**What you will do**
Please retype the data below, from its first line through the line containing "71, 270, 88]", with both of those lines included and every character unchanged.

**The data**
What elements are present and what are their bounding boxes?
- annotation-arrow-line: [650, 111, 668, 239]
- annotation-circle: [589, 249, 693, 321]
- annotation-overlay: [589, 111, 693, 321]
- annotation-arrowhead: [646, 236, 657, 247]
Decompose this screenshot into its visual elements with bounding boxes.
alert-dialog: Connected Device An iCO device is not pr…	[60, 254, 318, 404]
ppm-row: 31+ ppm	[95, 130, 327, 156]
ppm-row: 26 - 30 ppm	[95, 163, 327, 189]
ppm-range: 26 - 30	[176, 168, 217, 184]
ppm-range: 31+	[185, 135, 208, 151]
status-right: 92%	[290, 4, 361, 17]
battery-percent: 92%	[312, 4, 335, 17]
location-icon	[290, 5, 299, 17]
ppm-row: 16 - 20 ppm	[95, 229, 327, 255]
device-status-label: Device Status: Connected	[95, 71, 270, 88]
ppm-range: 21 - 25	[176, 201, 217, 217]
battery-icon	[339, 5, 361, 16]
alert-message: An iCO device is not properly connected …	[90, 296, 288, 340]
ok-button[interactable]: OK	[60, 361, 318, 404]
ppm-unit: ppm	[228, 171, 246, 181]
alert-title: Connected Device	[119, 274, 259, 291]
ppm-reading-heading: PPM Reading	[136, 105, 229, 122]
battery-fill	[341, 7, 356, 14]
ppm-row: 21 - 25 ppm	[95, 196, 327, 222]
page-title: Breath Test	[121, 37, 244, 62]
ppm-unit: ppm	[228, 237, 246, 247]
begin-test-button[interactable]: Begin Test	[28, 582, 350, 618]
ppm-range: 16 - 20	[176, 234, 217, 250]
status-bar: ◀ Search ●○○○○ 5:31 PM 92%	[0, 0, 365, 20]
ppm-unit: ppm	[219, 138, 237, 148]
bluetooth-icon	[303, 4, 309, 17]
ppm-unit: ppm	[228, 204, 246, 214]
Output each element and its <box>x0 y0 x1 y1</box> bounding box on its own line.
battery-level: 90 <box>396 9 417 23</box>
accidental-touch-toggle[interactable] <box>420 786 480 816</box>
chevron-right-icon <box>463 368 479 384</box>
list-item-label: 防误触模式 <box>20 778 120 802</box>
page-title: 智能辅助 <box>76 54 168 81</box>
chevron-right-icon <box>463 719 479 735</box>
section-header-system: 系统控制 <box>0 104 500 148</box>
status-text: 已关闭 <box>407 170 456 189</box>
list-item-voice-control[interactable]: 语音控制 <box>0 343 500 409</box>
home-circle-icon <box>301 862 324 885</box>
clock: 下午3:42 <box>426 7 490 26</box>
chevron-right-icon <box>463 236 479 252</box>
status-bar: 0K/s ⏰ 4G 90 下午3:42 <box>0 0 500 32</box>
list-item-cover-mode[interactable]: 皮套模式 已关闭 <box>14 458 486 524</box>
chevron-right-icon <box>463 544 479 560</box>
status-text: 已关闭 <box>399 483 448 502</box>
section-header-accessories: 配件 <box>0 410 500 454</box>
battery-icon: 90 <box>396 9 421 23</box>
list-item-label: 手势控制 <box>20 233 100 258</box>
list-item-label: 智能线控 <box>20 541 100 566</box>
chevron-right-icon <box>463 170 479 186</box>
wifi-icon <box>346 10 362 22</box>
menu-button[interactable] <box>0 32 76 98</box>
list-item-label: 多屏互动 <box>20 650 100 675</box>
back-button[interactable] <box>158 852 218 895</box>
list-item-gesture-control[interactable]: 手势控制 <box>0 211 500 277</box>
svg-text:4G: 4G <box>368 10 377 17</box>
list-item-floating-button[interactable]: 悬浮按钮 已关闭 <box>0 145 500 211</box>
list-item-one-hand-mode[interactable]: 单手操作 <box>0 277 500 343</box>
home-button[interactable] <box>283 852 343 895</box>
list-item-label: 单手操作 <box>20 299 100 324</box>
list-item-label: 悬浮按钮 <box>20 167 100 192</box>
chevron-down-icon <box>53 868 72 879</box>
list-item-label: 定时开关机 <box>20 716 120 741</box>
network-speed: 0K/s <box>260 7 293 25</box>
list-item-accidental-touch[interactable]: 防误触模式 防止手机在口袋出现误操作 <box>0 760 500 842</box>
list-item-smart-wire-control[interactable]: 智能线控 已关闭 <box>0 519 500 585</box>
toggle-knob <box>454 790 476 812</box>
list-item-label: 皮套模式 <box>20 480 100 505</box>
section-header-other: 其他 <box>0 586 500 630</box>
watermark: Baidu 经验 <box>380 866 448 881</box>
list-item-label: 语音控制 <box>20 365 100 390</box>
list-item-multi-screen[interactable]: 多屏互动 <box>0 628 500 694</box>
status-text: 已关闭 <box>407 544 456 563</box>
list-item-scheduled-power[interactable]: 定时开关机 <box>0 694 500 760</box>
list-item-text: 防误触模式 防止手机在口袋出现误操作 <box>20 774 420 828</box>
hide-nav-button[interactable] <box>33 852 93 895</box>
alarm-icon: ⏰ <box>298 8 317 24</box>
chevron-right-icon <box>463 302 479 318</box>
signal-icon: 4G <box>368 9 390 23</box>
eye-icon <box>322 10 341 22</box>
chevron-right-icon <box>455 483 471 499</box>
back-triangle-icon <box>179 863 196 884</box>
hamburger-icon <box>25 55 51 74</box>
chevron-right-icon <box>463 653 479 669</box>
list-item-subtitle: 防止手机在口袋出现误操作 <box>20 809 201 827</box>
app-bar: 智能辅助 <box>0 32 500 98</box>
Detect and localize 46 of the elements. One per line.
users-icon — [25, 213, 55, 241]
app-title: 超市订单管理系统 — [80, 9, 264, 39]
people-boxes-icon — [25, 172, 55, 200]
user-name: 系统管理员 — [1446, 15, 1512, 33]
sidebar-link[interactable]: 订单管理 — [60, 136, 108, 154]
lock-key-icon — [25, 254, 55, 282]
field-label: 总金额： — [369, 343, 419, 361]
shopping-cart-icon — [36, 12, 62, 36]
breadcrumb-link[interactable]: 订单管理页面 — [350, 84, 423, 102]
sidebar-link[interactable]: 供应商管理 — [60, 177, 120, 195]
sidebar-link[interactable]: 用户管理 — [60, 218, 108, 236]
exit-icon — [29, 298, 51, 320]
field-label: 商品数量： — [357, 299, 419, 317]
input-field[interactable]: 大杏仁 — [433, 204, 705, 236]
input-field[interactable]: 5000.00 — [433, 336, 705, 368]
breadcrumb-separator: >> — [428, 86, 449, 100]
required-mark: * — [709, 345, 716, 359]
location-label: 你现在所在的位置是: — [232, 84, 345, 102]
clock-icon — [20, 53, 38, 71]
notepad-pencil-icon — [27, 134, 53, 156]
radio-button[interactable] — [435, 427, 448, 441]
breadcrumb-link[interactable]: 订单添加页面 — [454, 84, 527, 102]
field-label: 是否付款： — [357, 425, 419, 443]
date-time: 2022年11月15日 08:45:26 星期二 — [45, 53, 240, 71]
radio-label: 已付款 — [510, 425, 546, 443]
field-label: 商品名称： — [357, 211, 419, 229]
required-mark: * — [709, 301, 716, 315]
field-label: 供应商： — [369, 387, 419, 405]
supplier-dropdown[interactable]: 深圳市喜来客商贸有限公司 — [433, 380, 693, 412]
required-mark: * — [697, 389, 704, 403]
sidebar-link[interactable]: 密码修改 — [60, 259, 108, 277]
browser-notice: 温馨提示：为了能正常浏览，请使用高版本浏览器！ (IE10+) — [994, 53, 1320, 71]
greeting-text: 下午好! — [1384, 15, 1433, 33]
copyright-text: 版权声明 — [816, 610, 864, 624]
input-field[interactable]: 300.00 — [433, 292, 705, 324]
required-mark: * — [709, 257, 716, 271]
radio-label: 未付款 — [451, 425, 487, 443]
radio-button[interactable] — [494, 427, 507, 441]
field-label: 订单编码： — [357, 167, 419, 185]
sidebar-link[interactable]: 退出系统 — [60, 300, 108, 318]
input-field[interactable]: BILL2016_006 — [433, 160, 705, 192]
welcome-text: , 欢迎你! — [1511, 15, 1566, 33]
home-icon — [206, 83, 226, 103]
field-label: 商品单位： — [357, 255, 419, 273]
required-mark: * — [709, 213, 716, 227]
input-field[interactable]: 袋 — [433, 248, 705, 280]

**Answer below**
What elements are present and what are their bounding boxes?
- annotation-arrow-line: [650, 111, 668, 239]
- annotation-circle: [589, 249, 693, 321]
- annotation-overlay: [589, 111, 693, 321]
- annotation-arrowhead: [646, 236, 657, 247]
Decompose this screenshot into its visual elements with bounding boxes.
alert-dialog: Connected Device An iCO device is not pr…	[60, 254, 318, 404]
ppm-row: 31+ ppm	[95, 130, 327, 156]
ppm-row: 26 - 30 ppm	[95, 163, 327, 189]
ppm-range: 26 - 30	[176, 168, 217, 184]
ppm-range: 31+	[185, 135, 208, 151]
status-right: 92%	[290, 4, 361, 17]
battery-percent: 92%	[312, 4, 335, 17]
location-icon	[290, 5, 299, 17]
ppm-row: 16 - 20 ppm	[95, 229, 327, 255]
device-status-label: Device Status: Connected	[95, 71, 270, 88]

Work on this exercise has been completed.